§ TEXTO PARA ANÁLISE:
>>>>

Análise: Entenda por que Gilmar não acatou outros pedidos do Senado

O ministro Gilmar Mendes, do STF (Supremo Tribunal Federal), recuou e suspendeu o trecho de sua liminar que restringia à PGR (Procuradoria-Geral da República) o poder de pedir impeachment de ministros da Corte. A decisão atende parcialmente a um pedido apresentado pelo Senado Federal, segundo análise de Larissa Rodrigues no CNN 360°.

Apesar dessa concessão, Gilmar Mendes manteve outros pontos controversos de sua decisão anterior. Entre eles, está o aumento do quórum necessário para aprovação do impeachment de um ministro do STF, que passou de 41 para 54 votos no Senado. Essa mudança equipara o processo ao quórum exigido para aprovação de uma emenda à Constituição, elevando significativamente a dificuldade para afastar um ministro do cargo.

Outro ponto mantido na decisão foi a proibição de afastamento do ministro do cargo e do corte de salários durante o processo de impeachment. Essa determinação contrasta com o que ocorre no caso de impeachment presidencial, como aconteceu com a Dilma Rousseff, que foi afastada do cargo assim que o processo foi aberto até sua conclusão.

Justificativa para manutenção das medidas

Na nova decisão, Gilmar Mendes justificou a manutenção dos outros pontos de sua liminar como sendo “instrumento de proteção à independência do poder judiciário”. O ministro entendeu ser improcedente a suspensão total da medida cautelar como solicitado pelo Senado Federal.

A decisão de Gilmar Mendes ocorre em meio a tensões entre o STF e o Poder Legislativo. A liminar original havia gerado críticas por parte de parlamentares, que viram na decisão uma interferência nas prerrogativas do Senado Federal, que é o órgão responsável por julgar pedidos de impeachment contra ministros do STF, conforme previsto na Constituição.

<<<<

§ TAREFA PROPOSTA: Retorne, sem nenhuma alteração, o trecho do texto sobre a decisão de Gilmar Mendes que vai de "Outro ponto mantido" até "pelo Senado Federal.".

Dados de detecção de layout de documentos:
>>>>

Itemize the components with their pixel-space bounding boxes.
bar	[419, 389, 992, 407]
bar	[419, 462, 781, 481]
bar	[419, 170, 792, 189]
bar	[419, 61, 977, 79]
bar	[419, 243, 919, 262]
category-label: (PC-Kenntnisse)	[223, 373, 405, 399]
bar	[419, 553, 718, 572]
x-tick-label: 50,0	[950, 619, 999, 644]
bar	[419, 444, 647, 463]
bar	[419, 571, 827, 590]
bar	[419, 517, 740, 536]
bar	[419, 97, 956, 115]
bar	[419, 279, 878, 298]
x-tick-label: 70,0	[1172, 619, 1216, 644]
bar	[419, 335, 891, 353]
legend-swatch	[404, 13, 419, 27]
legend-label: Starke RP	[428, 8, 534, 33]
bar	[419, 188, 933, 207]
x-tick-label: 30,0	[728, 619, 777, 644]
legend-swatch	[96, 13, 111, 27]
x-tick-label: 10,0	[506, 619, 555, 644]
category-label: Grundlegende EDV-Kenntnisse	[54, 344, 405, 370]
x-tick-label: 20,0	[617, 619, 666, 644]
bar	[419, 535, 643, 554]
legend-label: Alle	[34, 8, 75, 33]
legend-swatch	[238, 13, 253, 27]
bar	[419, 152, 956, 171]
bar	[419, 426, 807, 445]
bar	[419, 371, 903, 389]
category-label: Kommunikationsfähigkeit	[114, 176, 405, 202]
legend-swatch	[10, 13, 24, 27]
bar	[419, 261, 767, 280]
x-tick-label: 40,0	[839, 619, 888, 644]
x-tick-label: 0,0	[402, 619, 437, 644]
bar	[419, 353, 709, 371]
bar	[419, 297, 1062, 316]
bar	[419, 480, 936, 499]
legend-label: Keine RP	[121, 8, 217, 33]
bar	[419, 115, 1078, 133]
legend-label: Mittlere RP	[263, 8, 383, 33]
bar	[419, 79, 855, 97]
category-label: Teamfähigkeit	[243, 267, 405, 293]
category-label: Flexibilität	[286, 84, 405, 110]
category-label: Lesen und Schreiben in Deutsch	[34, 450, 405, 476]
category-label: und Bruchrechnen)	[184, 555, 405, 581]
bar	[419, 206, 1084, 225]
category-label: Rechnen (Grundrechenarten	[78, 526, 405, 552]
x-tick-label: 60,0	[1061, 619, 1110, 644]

<<<<

§ RESPOSTA DO EXERCÍCIO:
Outro ponto mantido na decisão foi a proibição de afastamento do ministro do cargo e do corte de salários durante o processo de impeachment. Essa determinação contrasta com o que ocorre no caso de impeachment presidencial, como aconteceu com a Dilma Rousseff, que foi afastada do cargo assim que o processo foi aberto até sua conclusão.

Justificativa para manutenção das medidas

Na nova decisão, Gilmar Mendes justificou a manutenção dos outros pontos de sua liminar como sendo “instrumento de proteção à independência do poder judiciário”. O ministro entendeu ser improcedente a suspensão total da medida cautelar como solicitado pelo Senado Federal.